Information given
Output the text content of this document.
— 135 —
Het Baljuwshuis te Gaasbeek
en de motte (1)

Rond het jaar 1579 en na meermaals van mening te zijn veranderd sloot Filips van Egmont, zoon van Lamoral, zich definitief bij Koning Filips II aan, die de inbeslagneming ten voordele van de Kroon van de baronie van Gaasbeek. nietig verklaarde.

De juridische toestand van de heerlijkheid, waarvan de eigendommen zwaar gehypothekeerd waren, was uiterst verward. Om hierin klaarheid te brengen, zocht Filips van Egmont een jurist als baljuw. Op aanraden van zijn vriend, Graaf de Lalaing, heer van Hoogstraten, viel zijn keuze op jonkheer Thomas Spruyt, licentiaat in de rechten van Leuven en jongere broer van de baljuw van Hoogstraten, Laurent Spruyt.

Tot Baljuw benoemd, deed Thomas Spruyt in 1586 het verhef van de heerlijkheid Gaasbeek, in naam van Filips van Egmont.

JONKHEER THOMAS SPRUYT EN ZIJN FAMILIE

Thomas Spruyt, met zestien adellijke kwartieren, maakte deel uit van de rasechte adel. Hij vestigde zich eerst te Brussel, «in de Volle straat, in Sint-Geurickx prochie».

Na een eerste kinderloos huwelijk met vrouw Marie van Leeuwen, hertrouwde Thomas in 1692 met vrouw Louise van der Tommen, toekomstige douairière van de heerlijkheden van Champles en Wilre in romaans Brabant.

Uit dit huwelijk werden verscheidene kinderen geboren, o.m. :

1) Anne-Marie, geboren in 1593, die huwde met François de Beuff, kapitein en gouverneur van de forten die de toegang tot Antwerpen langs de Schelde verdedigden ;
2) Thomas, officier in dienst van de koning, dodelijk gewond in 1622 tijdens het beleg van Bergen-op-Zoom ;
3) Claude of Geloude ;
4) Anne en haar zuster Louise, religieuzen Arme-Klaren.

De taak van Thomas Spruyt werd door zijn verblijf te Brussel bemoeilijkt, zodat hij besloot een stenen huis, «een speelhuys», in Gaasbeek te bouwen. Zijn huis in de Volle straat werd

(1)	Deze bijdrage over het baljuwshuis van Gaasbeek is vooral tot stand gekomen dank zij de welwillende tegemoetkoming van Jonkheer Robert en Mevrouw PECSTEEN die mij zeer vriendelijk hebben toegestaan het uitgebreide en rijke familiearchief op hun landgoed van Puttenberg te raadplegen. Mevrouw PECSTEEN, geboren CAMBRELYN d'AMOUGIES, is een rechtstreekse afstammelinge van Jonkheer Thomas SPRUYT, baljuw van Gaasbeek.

Instruction
All entries shown above should be printed again exactly.

Answer for this exercise
Output the text content of this document.
— 135 —
Het Baljuwshuis te Gaasbeek
en de motte (1)

Rond het jaar 1579 en na meermaals van mening te zijn veranderd sloot Filips van Egmont, zoon van Lamoral, zich definitief bij Koning Filips II aan, die de inbeslagneming ten voordele van de Kroon van de baronie van Gaasbeek. nietig verklaarde.

De juridische toestand van de heerlijkheid, waarvan de eigendommen zwaar gehypothekeerd waren, was uiterst verward. Om hierin klaarheid te brengen, zocht Filips van Egmont een jurist als baljuw. Op aanraden van zijn vriend, Graaf de Lalaing, heer van Hoogstraten, viel zijn keuze op jonkheer Thomas Spruyt, licentiaat in de rechten van Leuven en jongere broer van de baljuw van Hoogstraten, Laurent Spruyt.

Tot Baljuw benoemd, deed Thomas Spruyt in 1586 het verhef van de heerlijkheid Gaasbeek, in naam van Filips van Egmont.

JONKHEER THOMAS SPRUYT EN ZIJN FAMILIE

Thomas Spruyt, met zestien adellijke kwartieren, maakte deel uit van de rasechte adel. Hij vestigde zich eerst te Brussel, «in de Volle straat, in Sint-Geurickx prochie».

Na een eerste kinderloos huwelijk met vrouw Marie van Leeuwen, hertrouwde Thomas in 1692 met vrouw Louise van der Tommen, toekomstige douairière van de heerlijkheden van Champles en Wilre in romaans Brabant.

Uit dit huwelijk werden verscheidene kinderen geboren, o.m. :

1) Anne-Marie, geboren in 1593, die huwde met François de Beuff, kapitein en gouverneur van de forten die de toegang tot Antwerpen langs de Schelde verdedigden ;
2) Thomas, officier in dienst van de koning, dodelijk gewond in 1622 tijdens het beleg van Bergen-op-Zoom ;
3) Claude of Geloude ;
4) Anne en haar zuster Louise, religieuzen Arme-Klaren.

De taak van Thomas Spruyt werd door zijn verblijf te Brussel bemoeilijkt, zodat hij besloot een stenen huis, «een speelhuys», in Gaasbeek te bouwen. Zijn huis in de Volle straat werd

(1)	Deze bijdrage over het baljuwshuis van Gaasbeek is vooral tot stand gekomen dank zij de welwillende tegemoetkoming van Jonkheer Robert en Mevrouw PECSTEEN die mij zeer vriendelijk hebben toegestaan het uitgebreide en rijke familiearchief op hun landgoed van Puttenberg te raadplegen. Mevrouw PECSTEEN, geboren CAMBRELYN d'AMOUGIES, is een rechtstreekse afstammelinge van Jonkheer Thomas SPRUYT, baljuw van Gaasbeek.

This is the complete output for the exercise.